What to produce: Reproduce every line of the listing below without any changes, but leave out the pictures.

------------------------------

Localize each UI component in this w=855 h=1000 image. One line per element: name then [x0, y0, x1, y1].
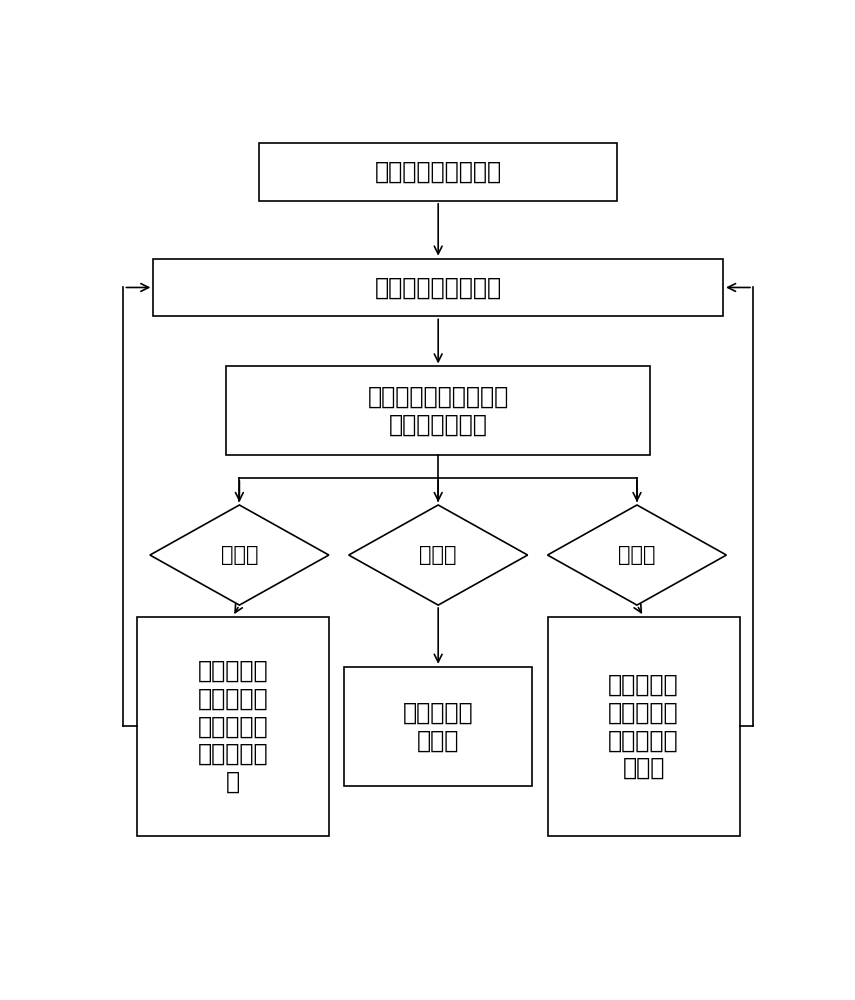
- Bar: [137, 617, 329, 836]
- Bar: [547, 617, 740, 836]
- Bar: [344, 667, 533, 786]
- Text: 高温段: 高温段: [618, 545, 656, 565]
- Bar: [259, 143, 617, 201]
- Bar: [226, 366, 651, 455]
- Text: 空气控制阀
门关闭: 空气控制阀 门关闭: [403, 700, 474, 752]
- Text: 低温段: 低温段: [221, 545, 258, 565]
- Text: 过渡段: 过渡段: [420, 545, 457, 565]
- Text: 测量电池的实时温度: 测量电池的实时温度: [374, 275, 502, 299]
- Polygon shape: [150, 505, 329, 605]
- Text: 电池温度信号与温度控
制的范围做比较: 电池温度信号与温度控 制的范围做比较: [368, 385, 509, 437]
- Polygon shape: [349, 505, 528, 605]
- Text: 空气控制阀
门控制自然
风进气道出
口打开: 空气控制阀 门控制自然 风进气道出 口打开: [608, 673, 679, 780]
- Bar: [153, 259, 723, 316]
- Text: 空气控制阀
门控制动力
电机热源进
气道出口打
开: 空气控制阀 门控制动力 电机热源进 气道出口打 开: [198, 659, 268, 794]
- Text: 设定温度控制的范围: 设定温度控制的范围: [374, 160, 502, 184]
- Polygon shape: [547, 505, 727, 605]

------------------------------

Final result:
Localize each UI component in this w=855 h=1000 image. One line per element: name then [x0, y0, x1, y1].
- Bar: [137, 617, 329, 836]
- Bar: [547, 617, 740, 836]
- Bar: [344, 667, 533, 786]
- Text: 高温段: 高温段: [618, 545, 656, 565]
- Bar: [259, 143, 617, 201]
- Bar: [226, 366, 651, 455]
- Text: 空气控制阀
门关闭: 空气控制阀 门关闭: [403, 700, 474, 752]
- Text: 低温段: 低温段: [221, 545, 258, 565]
- Text: 过渡段: 过渡段: [420, 545, 457, 565]
- Text: 测量电池的实时温度: 测量电池的实时温度: [374, 275, 502, 299]
- Polygon shape: [150, 505, 329, 605]
- Text: 电池温度信号与温度控
制的范围做比较: 电池温度信号与温度控 制的范围做比较: [368, 385, 509, 437]
- Polygon shape: [349, 505, 528, 605]
- Text: 空气控制阀
门控制自然
风进气道出
口打开: 空气控制阀 门控制自然 风进气道出 口打开: [608, 673, 679, 780]
- Bar: [153, 259, 723, 316]
- Text: 空气控制阀
门控制动力
电机热源进
气道出口打
开: 空气控制阀 门控制动力 电机热源进 气道出口打 开: [198, 659, 268, 794]
- Text: 设定温度控制的范围: 设定温度控制的范围: [374, 160, 502, 184]
- Polygon shape: [547, 505, 727, 605]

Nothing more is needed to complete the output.